◆ GIVEN TASK: Do not carry the pictures over; copy every other part of the entries exactly.

◆ RECORDS FOR THE TASK:

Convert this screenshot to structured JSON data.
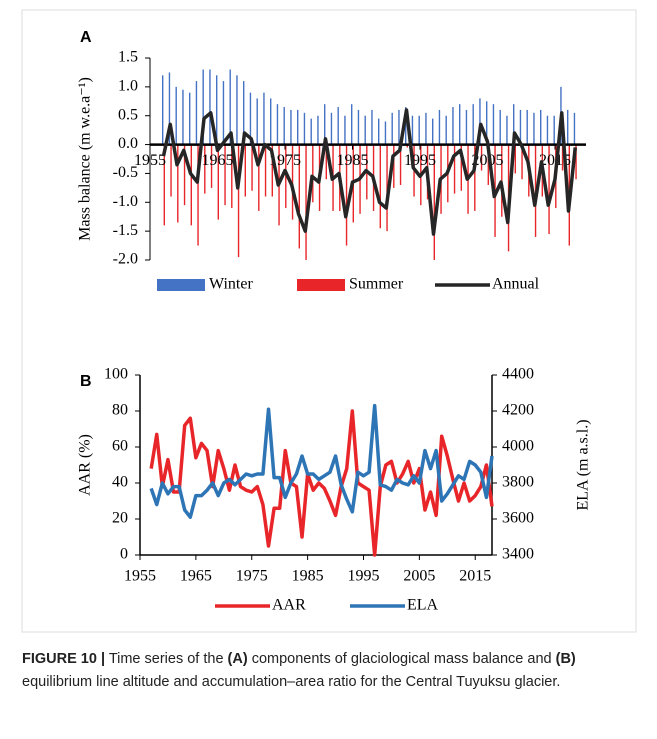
{
  "chart_data": [
    {
      "type": "bar",
      "panel": "A",
      "ylabel": "Mass balance (m w.e.a⁻¹)",
      "x": [
        1957,
        1958,
        1959,
        1960,
        1961,
        1962,
        1963,
        1964,
        1965,
        1966,
        1967,
        1968,
        1969,
        1970,
        1971,
        1972,
        1973,
        1974,
        1975,
        1976,
        1977,
        1978,
        1979,
        1980,
        1981,
        1982,
        1983,
        1984,
        1985,
        1986,
        1987,
        1988,
        1989,
        1990,
        1991,
        1992,
        1993,
        1994,
        1995,
        1996,
        1997,
        1998,
        1999,
        2000,
        2001,
        2002,
        2003,
        2004,
        2005,
        2006,
        2007,
        2008,
        2009,
        2010,
        2011,
        2012,
        2013,
        2014,
        2015,
        2016,
        2017,
        2018
      ],
      "xlim": [
        1955,
        2019
      ],
      "xticks": [
        1955,
        1965,
        1975,
        1985,
        1995,
        2005,
        2015
      ],
      "ylim": [
        -2.0,
        1.5
      ],
      "yticks": [
        1.5,
        {
          "value": 1.0,
          "label": "1.0"
        },
        0.5,
        {
          "value": 0.0,
          "label": "0.0"
        },
        -0.5,
        {
          "value": -1.0,
          "label": "-1.0"
        },
        -1.5,
        {
          "value": -2.0,
          "label": "-2.0"
        }
      ],
      "series": [
        {
          "name": "Winter",
          "type": "bar",
          "color": "#4472c4",
          "values": [
            1.2,
            1.25,
            1.0,
            0.95,
            0.9,
            1.1,
            1.3,
            1.3,
            1.2,
            1.1,
            1.3,
            1.2,
            1.1,
            0.9,
            0.8,
            0.9,
            0.8,
            0.7,
            0.65,
            0.6,
            0.6,
            0.55,
            0.45,
            0.5,
            0.7,
            0.55,
            0.65,
            0.5,
            0.7,
            0.6,
            0.5,
            0.6,
            0.45,
            0.4,
            0.55,
            0.6,
            0.65,
            0.5,
            0.5,
            0.55,
            0.45,
            0.6,
            0.5,
            0.65,
            0.7,
            0.6,
            0.7,
            0.8,
            0.75,
            0.7,
            0.6,
            0.5,
            0.7,
            0.6,
            0.6,
            0.55,
            0.6,
            0.5,
            0.5,
            1.0,
            0.6,
            0.55
          ]
        },
        {
          "name": "Summer",
          "type": "bar",
          "color": "#e8262a",
          "values": [
            -1.4,
            -0.9,
            -1.35,
            -1.05,
            -1.4,
            -1.75,
            -0.85,
            -0.75,
            -1.3,
            -1.05,
            -1.1,
            -1.95,
            -0.9,
            -0.8,
            -1.15,
            -0.9,
            -0.9,
            -1.4,
            -1.1,
            -1.3,
            -1.8,
            -2.0,
            -1.0,
            -1.15,
            -0.6,
            -1.15,
            -1.15,
            -1.75,
            -1.35,
            -1.2,
            -0.95,
            -1.15,
            -1.45,
            -1.5,
            -0.75,
            -0.7,
            -0.05,
            -0.9,
            -1.05,
            -0.95,
            -2.0,
            -1.2,
            -1.0,
            -0.85,
            -0.8,
            -1.2,
            -1.15,
            -0.45,
            -0.7,
            -1.6,
            -1.25,
            -1.85,
            -0.5,
            -0.6,
            -0.9,
            -1.6,
            -0.9,
            -1.55,
            -1.1,
            -0.45,
            -1.75,
            -0.6
          ]
        },
        {
          "name": "Annual",
          "type": "line",
          "color": "#262626",
          "values": [
            -0.2,
            0.35,
            -0.35,
            -0.1,
            -0.5,
            -0.65,
            0.45,
            0.55,
            -0.1,
            0.05,
            0.2,
            -0.75,
            0.2,
            0.1,
            -0.35,
            0.0,
            -0.1,
            -0.7,
            -0.45,
            -0.7,
            -1.2,
            -1.5,
            -0.55,
            -0.65,
            0.1,
            -0.6,
            -0.5,
            -1.25,
            -0.65,
            -0.6,
            -0.45,
            -0.55,
            -1.0,
            -1.1,
            -0.2,
            -0.1,
            0.6,
            -0.4,
            -0.55,
            -0.4,
            -1.55,
            -0.6,
            -0.5,
            -0.2,
            -0.1,
            -0.6,
            -0.45,
            0.35,
            0.05,
            -0.9,
            -0.65,
            -1.35,
            0.2,
            0.0,
            -0.3,
            -1.05,
            -0.3,
            -1.05,
            -0.6,
            0.55,
            -1.15,
            -0.05
          ]
        }
      ]
    },
    {
      "type": "line",
      "panel": "B",
      "ylabel": "AAR (%)",
      "y2label": "ELA (m a.s.l.)",
      "x": [
        1957,
        1958,
        1959,
        1960,
        1961,
        1962,
        1963,
        1964,
        1965,
        1966,
        1967,
        1968,
        1969,
        1970,
        1971,
        1972,
        1973,
        1974,
        1975,
        1976,
        1977,
        1978,
        1979,
        1980,
        1981,
        1982,
        1983,
        1984,
        1985,
        1986,
        1987,
        1988,
        1989,
        1990,
        1991,
        1992,
        1993,
        1994,
        1995,
        1996,
        1997,
        1998,
        1999,
        2000,
        2001,
        2002,
        2003,
        2004,
        2005,
        2006,
        2007,
        2008,
        2009,
        2010,
        2011,
        2012,
        2013,
        2014,
        2015,
        2016,
        2017,
        2018
      ],
      "xlim": [
        1955,
        2018
      ],
      "xticks": [
        1955,
        1965,
        1975,
        1985,
        1995,
        2005,
        2015
      ],
      "ylim": [
        0,
        100
      ],
      "yticks": [
        0,
        20,
        40,
        60,
        80,
        100
      ],
      "y2lim": [
        3400,
        4400
      ],
      "y2ticks": [
        3400,
        3600,
        3800,
        4000,
        4200,
        4400
      ],
      "series": [
        {
          "name": "AAR",
          "color": "#e8262a",
          "values": [
            48,
            67,
            38,
            53,
            35,
            35,
            72,
            76,
            54,
            62,
            58,
            38,
            58,
            48,
            36,
            50,
            38,
            36,
            35,
            38,
            28,
            5,
            26,
            26,
            58,
            40,
            38,
            10,
            45,
            36,
            40,
            37,
            30,
            22,
            38,
            48,
            80,
            40,
            38,
            36,
            0,
            38,
            50,
            52,
            40,
            45,
            52,
            40,
            48,
            25,
            35,
            22,
            66,
            55,
            42,
            30,
            40,
            30,
            33,
            38,
            50,
            27
          ]
        },
        {
          "name": "ELA",
          "color": "#2e75b6",
          "axis": "y2",
          "values": [
            3770,
            3680,
            3800,
            3740,
            3780,
            3780,
            3650,
            3610,
            3730,
            3730,
            3760,
            3800,
            3730,
            3800,
            3820,
            3790,
            3820,
            3850,
            3840,
            3850,
            3850,
            4210,
            3830,
            3830,
            3720,
            3800,
            3850,
            3950,
            3850,
            3850,
            3820,
            3840,
            3860,
            3950,
            3790,
            3710,
            3640,
            3860,
            3840,
            3860,
            4230,
            3790,
            3780,
            3760,
            3820,
            3800,
            3790,
            3840,
            3800,
            3980,
            3880,
            3980,
            3700,
            3740,
            3790,
            3840,
            3820,
            3920,
            3900,
            3860,
            3720,
            3950
          ]
        }
      ]
    }
  ],
  "caption": {
    "figure_label": "FIGURE 10 |",
    "text_1": "Time series of the",
    "panel_a": "(A)",
    "text_2": "components of glaciological mass balance and",
    "panel_b": "(B)",
    "text_3": "equilibrium line altitude and accumulation–area ratio for the Central Tuyuksu glacier."
  }
}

◆ RESULT OF THIS EXERCISE:
Convert this screenshot to structured JSON data.
{
  "chart_data": [
    {
      "type": "bar",
      "panel": "A",
      "ylabel": "Mass balance (m w.e.a⁻¹)",
      "x": [
        1957,
        1958,
        1959,
        1960,
        1961,
        1962,
        1963,
        1964,
        1965,
        1966,
        1967,
        1968,
        1969,
        1970,
        1971,
        1972,
        1973,
        1974,
        1975,
        1976,
        1977,
        1978,
        1979,
        1980,
        1981,
        1982,
        1983,
        1984,
        1985,
        1986,
        1987,
        1988,
        1989,
        1990,
        1991,
        1992,
        1993,
        1994,
        1995,
        1996,
        1997,
        1998,
        1999,
        2000,
        2001,
        2002,
        2003,
        2004,
        2005,
        2006,
        2007,
        2008,
        2009,
        2010,
        2011,
        2012,
        2013,
        2014,
        2015,
        2016,
        2017,
        2018
      ],
      "xlim": [
        1955,
        2019
      ],
      "xticks": [
        1955,
        1965,
        1975,
        1985,
        1995,
        2005,
        2015
      ],
      "ylim": [
        -2.0,
        1.5
      ],
      "yticks": [
        1.5,
        {
          "value": 1.0,
          "label": "1.0"
        },
        0.5,
        {
          "value": 0.0,
          "label": "0.0"
        },
        -0.5,
        {
          "value": -1.0,
          "label": "-1.0"
        },
        -1.5,
        {
          "value": -2.0,
          "label": "-2.0"
        }
      ],
      "series": [
        {
          "name": "Winter",
          "type": "bar",
          "color": "#4472c4",
          "values": [
            1.2,
            1.25,
            1.0,
            0.95,
            0.9,
            1.1,
            1.3,
            1.3,
            1.2,
            1.1,
            1.3,
            1.2,
            1.1,
            0.9,
            0.8,
            0.9,
            0.8,
            0.7,
            0.65,
            0.6,
            0.6,
            0.55,
            0.45,
            0.5,
            0.7,
            0.55,
            0.65,
            0.5,
            0.7,
            0.6,
            0.5,
            0.6,
            0.45,
            0.4,
            0.55,
            0.6,
            0.65,
            0.5,
            0.5,
            0.55,
            0.45,
            0.6,
            0.5,
            0.65,
            0.7,
            0.6,
            0.7,
            0.8,
            0.75,
            0.7,
            0.6,
            0.5,
            0.7,
            0.6,
            0.6,
            0.55,
            0.6,
            0.5,
            0.5,
            1.0,
            0.6,
            0.55
          ]
        },
        {
          "name": "Summer",
          "type": "bar",
          "color": "#e8262a",
          "values": [
            -1.4,
            -0.9,
            -1.35,
            -1.05,
            -1.4,
            -1.75,
            -0.85,
            -0.75,
            -1.3,
            -1.05,
            -1.1,
            -1.95,
            -0.9,
            -0.8,
            -1.15,
            -0.9,
            -0.9,
            -1.4,
            -1.1,
            -1.3,
            -1.8,
            -2.0,
            -1.0,
            -1.15,
            -0.6,
            -1.15,
            -1.15,
            -1.75,
            -1.35,
            -1.2,
            -0.95,
            -1.15,
            -1.45,
            -1.5,
            -0.75,
            -0.7,
            -0.05,
            -0.9,
            -1.05,
            -0.95,
            -2.0,
            -1.2,
            -1.0,
            -0.85,
            -0.8,
            -1.2,
            -1.15,
            -0.45,
            -0.7,
            -1.6,
            -1.25,
            -1.85,
            -0.5,
            -0.6,
            -0.9,
            -1.6,
            -0.9,
            -1.55,
            -1.1,
            -0.45,
            -1.75,
            -0.6
          ]
        },
        {
          "name": "Annual",
          "type": "line",
          "color": "#262626",
          "values": [
            -0.2,
            0.35,
            -0.35,
            -0.1,
            -0.5,
            -0.65,
            0.45,
            0.55,
            -0.1,
            0.05,
            0.2,
            -0.75,
            0.2,
            0.1,
            -0.35,
            0.0,
            -0.1,
            -0.7,
            -0.45,
            -0.7,
            -1.2,
            -1.5,
            -0.55,
            -0.65,
            0.1,
            -0.6,
            -0.5,
            -1.25,
            -0.65,
            -0.6,
            -0.45,
            -0.55,
            -1.0,
            -1.1,
            -0.2,
            -0.1,
            0.6,
            -0.4,
            -0.55,
            -0.4,
            -1.55,
            -0.6,
            -0.5,
            -0.2,
            -0.1,
            -0.6,
            -0.45,
            0.35,
            0.05,
            -0.9,
            -0.65,
            -1.35,
            0.2,
            0.0,
            -0.3,
            -1.05,
            -0.3,
            -1.05,
            -0.6,
            0.55,
            -1.15,
            -0.05
          ]
        }
      ]
    },
    {
      "type": "line",
      "panel": "B",
      "ylabel": "AAR (%)",
      "y2label": "ELA (m a.s.l.)",
      "x": [
        1957,
        1958,
        1959,
        1960,
        1961,
        1962,
        1963,
        1964,
        1965,
        1966,
        1967,
        1968,
        1969,
        1970,
        1971,
        1972,
        1973,
        1974,
        1975,
        1976,
        1977,
        1978,
        1979,
        1980,
        1981,
        1982,
        1983,
        1984,
        1985,
        1986,
        1987,
        1988,
        1989,
        1990,
        1991,
        1992,
        1993,
        1994,
        1995,
        1996,
        1997,
        1998,
        1999,
        2000,
        2001,
        2002,
        2003,
        2004,
        2005,
        2006,
        2007,
        2008,
        2009,
        2010,
        2011,
        2012,
        2013,
        2014,
        2015,
        2016,
        2017,
        2018
      ],
      "xlim": [
        1955,
        2018
      ],
      "xticks": [
        1955,
        1965,
        1975,
        1985,
        1995,
        2005,
        2015
      ],
      "ylim": [
        0,
        100
      ],
      "yticks": [
        0,
        20,
        40,
        60,
        80,
        100
      ],
      "y2lim": [
        3400,
        4400
      ],
      "y2ticks": [
        3400,
        3600,
        3800,
        4000,
        4200,
        4400
      ],
      "series": [
        {
          "name": "AAR",
          "color": "#e8262a",
          "values": [
            48,
            67,
            38,
            53,
            35,
            35,
            72,
            76,
            54,
            62,
            58,
            38,
            58,
            48,
            36,
            50,
            38,
            36,
            35,
            38,
            28,
            5,
            26,
            26,
            58,
            40,
            38,
            10,
            45,
            36,
            40,
            37,
            30,
            22,
            38,
            48,
            80,
            40,
            38,
            36,
            0,
            38,
            50,
            52,
            40,
            45,
            52,
            40,
            48,
            25,
            35,
            22,
            66,
            55,
            42,
            30,
            40,
            30,
            33,
            38,
            50,
            27
          ]
        },
        {
          "name": "ELA",
          "color": "#2e75b6",
          "axis": "y2",
          "values": [
            3770,
            3680,
            3800,
            3740,
            3780,
            3780,
            3650,
            3610,
            3730,
            3730,
            3760,
            3800,
            3730,
            3800,
            3820,
            3790,
            3820,
            3850,
            3840,
            3850,
            3850,
            4210,
            3830,
            3830,
            3720,
            3800,
            3850,
            3950,
            3850,
            3850,
            3820,
            3840,
            3860,
            3950,
            3790,
            3710,
            3640,
            3860,
            3840,
            3860,
            4230,
            3790,
            3780,
            3760,
            3820,
            3800,
            3790,
            3840,
            3800,
            3980,
            3880,
            3980,
            3700,
            3740,
            3790,
            3840,
            3820,
            3920,
            3900,
            3860,
            3720,
            3950
          ]
        }
      ]
    }
  ],
  "caption": {
    "figure_label": "FIGURE 10 |",
    "text_1": "Time series of the",
    "panel_a": "(A)",
    "text_2": "components of glaciological mass balance and",
    "panel_b": "(B)",
    "text_3": "equilibrium line altitude and accumulation–area ratio for the Central Tuyuksu glacier."
  }
}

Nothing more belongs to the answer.